=== Set exercise ===
Extract all data as written.

___ Task input ___

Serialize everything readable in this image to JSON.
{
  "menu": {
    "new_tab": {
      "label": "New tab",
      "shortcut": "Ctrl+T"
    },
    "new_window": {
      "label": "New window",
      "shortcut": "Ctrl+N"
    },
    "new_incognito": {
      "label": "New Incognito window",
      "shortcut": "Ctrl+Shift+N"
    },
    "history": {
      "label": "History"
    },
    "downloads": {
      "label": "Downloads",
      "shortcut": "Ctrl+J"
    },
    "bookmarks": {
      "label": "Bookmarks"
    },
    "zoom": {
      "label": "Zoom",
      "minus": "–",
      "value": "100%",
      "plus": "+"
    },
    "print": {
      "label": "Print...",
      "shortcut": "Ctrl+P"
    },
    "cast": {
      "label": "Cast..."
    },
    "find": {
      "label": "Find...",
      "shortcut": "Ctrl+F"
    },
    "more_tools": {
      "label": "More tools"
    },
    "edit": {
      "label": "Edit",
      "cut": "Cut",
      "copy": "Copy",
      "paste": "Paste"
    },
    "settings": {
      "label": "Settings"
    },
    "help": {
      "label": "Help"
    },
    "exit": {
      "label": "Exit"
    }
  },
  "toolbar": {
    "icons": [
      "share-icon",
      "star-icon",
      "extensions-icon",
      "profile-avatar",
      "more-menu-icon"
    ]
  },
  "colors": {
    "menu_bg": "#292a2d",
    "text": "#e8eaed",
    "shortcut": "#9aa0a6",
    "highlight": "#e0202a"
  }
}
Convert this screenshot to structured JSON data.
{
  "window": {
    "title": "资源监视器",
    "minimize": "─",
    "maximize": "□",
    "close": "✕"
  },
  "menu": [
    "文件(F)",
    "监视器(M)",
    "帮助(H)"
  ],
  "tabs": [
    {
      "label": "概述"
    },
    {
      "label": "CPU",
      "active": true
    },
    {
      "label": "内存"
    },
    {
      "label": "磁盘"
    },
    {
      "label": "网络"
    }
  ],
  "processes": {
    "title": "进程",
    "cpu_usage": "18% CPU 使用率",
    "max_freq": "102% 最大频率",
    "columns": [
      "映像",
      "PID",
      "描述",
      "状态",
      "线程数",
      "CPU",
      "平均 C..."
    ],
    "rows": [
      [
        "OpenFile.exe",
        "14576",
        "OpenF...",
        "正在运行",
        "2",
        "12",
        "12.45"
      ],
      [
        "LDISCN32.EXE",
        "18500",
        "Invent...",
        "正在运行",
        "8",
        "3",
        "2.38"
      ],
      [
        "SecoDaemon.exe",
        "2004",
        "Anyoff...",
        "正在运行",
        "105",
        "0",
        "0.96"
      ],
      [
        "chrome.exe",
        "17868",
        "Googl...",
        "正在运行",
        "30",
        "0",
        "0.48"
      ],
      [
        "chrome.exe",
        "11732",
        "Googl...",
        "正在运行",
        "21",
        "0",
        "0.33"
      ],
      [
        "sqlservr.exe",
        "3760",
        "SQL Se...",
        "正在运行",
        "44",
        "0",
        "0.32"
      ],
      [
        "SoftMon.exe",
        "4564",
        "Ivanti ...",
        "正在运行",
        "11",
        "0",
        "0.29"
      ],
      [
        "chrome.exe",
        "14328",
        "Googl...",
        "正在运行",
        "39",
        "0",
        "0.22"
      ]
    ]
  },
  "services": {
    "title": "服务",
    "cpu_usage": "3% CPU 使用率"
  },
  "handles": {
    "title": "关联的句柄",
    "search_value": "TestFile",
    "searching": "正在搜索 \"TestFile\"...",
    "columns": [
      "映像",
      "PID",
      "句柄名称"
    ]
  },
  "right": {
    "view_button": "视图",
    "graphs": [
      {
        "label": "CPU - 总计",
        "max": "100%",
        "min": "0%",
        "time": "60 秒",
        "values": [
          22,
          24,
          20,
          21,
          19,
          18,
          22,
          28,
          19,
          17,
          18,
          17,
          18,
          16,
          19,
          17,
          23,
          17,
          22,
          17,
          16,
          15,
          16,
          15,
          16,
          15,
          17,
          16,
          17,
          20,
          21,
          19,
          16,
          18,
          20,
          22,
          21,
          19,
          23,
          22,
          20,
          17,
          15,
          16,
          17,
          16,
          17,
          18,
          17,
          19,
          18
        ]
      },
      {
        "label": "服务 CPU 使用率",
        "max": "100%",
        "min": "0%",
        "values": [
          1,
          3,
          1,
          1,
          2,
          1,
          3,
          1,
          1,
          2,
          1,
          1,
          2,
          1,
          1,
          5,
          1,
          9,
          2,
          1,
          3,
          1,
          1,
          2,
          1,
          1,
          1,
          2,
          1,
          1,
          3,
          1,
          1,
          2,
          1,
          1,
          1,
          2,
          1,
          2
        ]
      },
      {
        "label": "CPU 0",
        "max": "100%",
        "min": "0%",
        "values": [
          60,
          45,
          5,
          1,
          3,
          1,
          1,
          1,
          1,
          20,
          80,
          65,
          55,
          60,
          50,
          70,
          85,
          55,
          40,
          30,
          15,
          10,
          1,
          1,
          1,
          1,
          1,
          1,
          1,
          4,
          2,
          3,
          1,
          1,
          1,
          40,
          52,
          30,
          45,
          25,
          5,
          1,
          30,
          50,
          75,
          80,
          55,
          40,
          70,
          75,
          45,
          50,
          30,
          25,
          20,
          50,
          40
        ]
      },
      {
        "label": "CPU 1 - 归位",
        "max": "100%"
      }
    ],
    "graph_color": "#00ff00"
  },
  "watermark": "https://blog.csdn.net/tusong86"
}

___

=== Solution for this task ===
Serialize everything readable in this image to JSON.
{
  "menu": {
    "new_tab": {
      "label": "New tab",
      "shortcut": "Ctrl+T"
    },
    "new_window": {
      "label": "New window",
      "shortcut": "Ctrl+N"
    },
    "new_incognito": {
      "label": "New Incognito window",
      "shortcut": "Ctrl+Shift+N"
    },
    "history": {
      "label": "History"
    },
    "downloads": {
      "label": "Downloads",
      "shortcut": "Ctrl+J"
    },
    "bookmarks": {
      "label": "Bookmarks"
    },
    "zoom": {
      "label": "Zoom",
      "minus": "–",
      "value": "100%",
      "plus": "+"
    },
    "print": {
      "label": "Print...",
      "shortcut": "Ctrl+P"
    },
    "cast": {
      "label": "Cast..."
    },
    "find": {
      "label": "Find...",
      "shortcut": "Ctrl+F"
    },
    "more_tools": {
      "label": "More tools"
    },
    "edit": {
      "label": "Edit",
      "cut": "Cut",
      "copy": "Copy",
      "paste": "Paste"
    },
    "settings": {
      "label": "Settings"
    },
    "help": {
      "label": "Help"
    },
    "exit": {
      "label": "Exit"
    }
  },
  "toolbar": {
    "icons": [
      "share-icon",
      "star-icon",
      "extensions-icon",
      "profile-avatar",
      "more-menu-icon"
    ]
  },
  "colors": {
    "menu_bg": "#292a2d",
    "text": "#e8eaed",
    "shortcut": "#9aa0a6",
    "highlight": "#e0202a"
  }
}
Convert this screenshot to structured JSON data.
{
  "window": {
    "title": "资源监视器",
    "minimize": "─",
    "maximize": "□",
    "close": "✕"
  },
  "menu": [
    "文件(F)",
    "监视器(M)",
    "帮助(H)"
  ],
  "tabs": [
    {
      "label": "概述"
    },
    {
      "label": "CPU",
      "active": true
    },
    {
      "label": "内存"
    },
    {
      "label": "磁盘"
    },
    {
      "label": "网络"
    }
  ],
  "processes": {
    "title": "进程",
    "cpu_usage": "18% CPU 使用率",
    "max_freq": "102% 最大频率",
    "columns": [
      "映像",
      "PID",
      "描述",
      "状态",
      "线程数",
      "CPU",
      "平均 C..."
    ],
    "rows": [
      [
        "OpenFile.exe",
        "14576",
        "OpenF...",
        "正在运行",
        "2",
        "12",
        "12.45"
      ],
      [
        "LDISCN32.EXE",
        "18500",
        "Invent...",
        "正在运行",
        "8",
        "3",
        "2.38"
      ],
      [
        "SecoDaemon.exe",
        "2004",
        "Anyoff...",
        "正在运行",
        "105",
        "0",
        "0.96"
      ],
      [
        "chrome.exe",
        "17868",
        "Googl...",
        "正在运行",
        "30",
        "0",
        "0.48"
      ],
      [
        "chrome.exe",
        "11732",
        "Googl...",
        "正在运行",
        "21",
        "0",
        "0.33"
      ],
      [
        "sqlservr.exe",
        "3760",
        "SQL Se...",
        "正在运行",
        "44",
        "0",
        "0.32"
      ],
      [
        "SoftMon.exe",
        "4564",
        "Ivanti ...",
        "正在运行",
        "11",
        "0",
        "0.29"
      ],
      [
        "chrome.exe",
        "14328",
        "Googl...",
        "正在运行",
        "39",
        "0",
        "0.22"
      ]
    ]
  },
  "services": {
    "title": "服务",
    "cpu_usage": "3% CPU 使用率"
  },
  "handles": {
    "title": "关联的句柄",
    "search_value": "TestFile",
    "searching": "正在搜索 \"TestFile\"...",
    "columns": [
      "映像",
      "PID",
      "句柄名称"
    ]
  },
  "right": {
    "view_button": "视图",
    "graphs": [
      {
        "label": "CPU - 总计",
        "max": "100%",
        "min": "0%",
        "time": "60 秒",
        "values": [
          22,
          24,
          20,
          21,
          19,
          18,
          22,
          28,
          19,
          17,
          18,
          17,
          18,
          16,
          19,
          17,
          23,
          17,
          22,
          17,
          16,
          15,
          16,
          15,
          16,
          15,
          17,
          16,
          17,
          20,
          21,
          19,
          16,
          18,
          20,
          22,
          21,
          19,
          23,
          22,
          20,
          17,
          15,
          16,
          17,
          16,
          17,
          18,
          17,
          19,
          18
        ]
      },
      {
        "label": "服务 CPU 使用率",
        "max": "100%",
        "min": "0%",
        "values": [
          1,
          3,
          1,
          1,
          2,
          1,
          3,
          1,
          1,
          2,
          1,
          1,
          2,
          1,
          1,
          5,
          1,
          9,
          2,
          1,
          3,
          1,
          1,
          2,
          1,
          1,
          1,
          2,
          1,
          1,
          3,
          1,
          1,
          2,
          1,
          1,
          1,
          2,
          1,
          2
        ]
      },
      {
        "label": "CPU 0",
        "max": "100%",
        "min": "0%",
        "values": [
          60,
          45,
          5,
          1,
          3,
          1,
          1,
          1,
          1,
          20,
          80,
          65,
          55,
          60,
          50,
          70,
          85,
          55,
          40,
          30,
          15,
          10,
          1,
          1,
          1,
          1,
          1,
          1,
          1,
          4,
          2,
          3,
          1,
          1,
          1,
          40,
          52,
          30,
          45,
          25,
          5,
          1,
          30,
          50,
          75,
          80,
          55,
          40,
          70,
          75,
          45,
          50,
          30,
          25,
          20,
          50,
          40
        ]
      },
      {
        "label": "CPU 1 - 归位",
        "max": "100%"
      }
    ],
    "graph_color": "#00ff00"
  },
  "watermark": "https://blog.csdn.net/tusong86"
}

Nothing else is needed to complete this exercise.